• _Written problem_
Reproduce the listing verbatim, beginning with its first line and ending with the line that contains "legend-swatch — [389, 176, 403, 192]", including both of these lines.

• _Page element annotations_
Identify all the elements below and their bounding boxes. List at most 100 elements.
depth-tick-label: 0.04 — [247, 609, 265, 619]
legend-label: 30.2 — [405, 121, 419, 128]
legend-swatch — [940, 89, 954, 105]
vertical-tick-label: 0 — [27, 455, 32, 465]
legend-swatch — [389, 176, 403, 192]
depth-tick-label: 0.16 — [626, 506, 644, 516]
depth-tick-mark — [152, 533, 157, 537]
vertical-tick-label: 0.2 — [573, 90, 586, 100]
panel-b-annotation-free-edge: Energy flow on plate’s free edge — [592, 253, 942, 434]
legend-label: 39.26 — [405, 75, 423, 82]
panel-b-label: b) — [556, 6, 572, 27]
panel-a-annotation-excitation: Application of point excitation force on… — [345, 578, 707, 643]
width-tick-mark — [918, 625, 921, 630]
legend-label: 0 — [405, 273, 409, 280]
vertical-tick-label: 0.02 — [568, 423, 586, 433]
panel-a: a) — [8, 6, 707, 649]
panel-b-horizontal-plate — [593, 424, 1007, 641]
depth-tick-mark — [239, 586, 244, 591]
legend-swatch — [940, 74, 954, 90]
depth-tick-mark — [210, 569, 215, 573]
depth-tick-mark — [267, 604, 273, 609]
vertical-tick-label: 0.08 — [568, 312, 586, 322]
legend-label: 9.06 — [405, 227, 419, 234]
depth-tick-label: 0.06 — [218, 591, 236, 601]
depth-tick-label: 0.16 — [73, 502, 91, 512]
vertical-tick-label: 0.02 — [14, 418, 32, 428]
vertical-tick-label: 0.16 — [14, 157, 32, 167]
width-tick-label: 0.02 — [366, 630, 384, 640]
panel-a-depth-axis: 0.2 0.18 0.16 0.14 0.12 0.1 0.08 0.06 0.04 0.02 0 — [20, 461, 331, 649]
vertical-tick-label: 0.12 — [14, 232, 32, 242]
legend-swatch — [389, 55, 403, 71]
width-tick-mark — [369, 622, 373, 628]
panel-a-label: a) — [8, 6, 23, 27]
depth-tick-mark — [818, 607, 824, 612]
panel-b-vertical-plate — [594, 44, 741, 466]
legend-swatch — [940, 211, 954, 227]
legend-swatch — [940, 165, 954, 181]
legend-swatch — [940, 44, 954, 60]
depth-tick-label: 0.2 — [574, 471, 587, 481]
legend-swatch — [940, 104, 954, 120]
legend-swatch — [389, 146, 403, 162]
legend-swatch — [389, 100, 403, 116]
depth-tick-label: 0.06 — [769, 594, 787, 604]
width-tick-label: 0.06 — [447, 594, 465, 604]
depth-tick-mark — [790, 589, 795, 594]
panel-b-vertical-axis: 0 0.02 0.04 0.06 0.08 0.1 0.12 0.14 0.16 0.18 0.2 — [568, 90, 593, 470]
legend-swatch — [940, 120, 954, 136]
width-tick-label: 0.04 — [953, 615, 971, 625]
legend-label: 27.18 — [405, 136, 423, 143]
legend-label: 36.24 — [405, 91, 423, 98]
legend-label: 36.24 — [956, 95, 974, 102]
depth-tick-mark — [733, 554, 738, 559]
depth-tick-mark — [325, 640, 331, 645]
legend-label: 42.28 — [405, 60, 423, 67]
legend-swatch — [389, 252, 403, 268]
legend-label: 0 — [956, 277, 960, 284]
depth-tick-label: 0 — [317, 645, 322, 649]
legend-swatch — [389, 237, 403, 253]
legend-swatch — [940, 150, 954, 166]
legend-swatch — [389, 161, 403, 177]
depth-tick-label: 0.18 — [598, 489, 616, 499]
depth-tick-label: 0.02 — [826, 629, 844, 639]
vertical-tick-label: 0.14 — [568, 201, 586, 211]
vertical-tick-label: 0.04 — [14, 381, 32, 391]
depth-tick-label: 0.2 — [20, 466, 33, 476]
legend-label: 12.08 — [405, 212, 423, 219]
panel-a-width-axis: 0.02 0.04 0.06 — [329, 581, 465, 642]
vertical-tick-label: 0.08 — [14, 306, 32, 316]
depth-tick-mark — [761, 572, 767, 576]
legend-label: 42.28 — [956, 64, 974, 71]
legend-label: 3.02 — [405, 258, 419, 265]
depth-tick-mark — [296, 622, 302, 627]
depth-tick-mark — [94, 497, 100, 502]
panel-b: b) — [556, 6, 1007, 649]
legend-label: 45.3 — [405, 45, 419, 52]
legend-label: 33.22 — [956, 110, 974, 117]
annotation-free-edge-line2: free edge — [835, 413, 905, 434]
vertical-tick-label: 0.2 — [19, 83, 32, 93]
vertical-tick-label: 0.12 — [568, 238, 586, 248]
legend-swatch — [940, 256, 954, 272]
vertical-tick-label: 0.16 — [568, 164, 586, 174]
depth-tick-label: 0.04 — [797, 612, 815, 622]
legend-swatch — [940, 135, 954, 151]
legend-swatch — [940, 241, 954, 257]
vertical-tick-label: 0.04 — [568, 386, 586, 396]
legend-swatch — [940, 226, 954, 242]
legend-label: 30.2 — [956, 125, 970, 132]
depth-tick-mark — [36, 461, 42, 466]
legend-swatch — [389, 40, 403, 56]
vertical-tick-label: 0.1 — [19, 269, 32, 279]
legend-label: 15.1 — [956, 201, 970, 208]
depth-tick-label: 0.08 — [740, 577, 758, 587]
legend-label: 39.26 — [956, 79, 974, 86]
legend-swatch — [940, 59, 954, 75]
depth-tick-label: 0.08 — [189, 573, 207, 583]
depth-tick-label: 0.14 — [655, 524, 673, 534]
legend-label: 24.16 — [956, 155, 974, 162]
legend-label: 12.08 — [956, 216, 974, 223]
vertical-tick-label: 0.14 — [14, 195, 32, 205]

• _Response_
Identify all the elements below and their bounding boxes. List at most 100 elements.
depth-tick-label: 0.04 — [247, 609, 265, 619]
legend-label: 30.2 — [405, 121, 419, 128]
legend-swatch — [940, 89, 954, 105]
vertical-tick-label: 0 — [27, 455, 32, 465]
legend-swatch — [389, 176, 403, 192]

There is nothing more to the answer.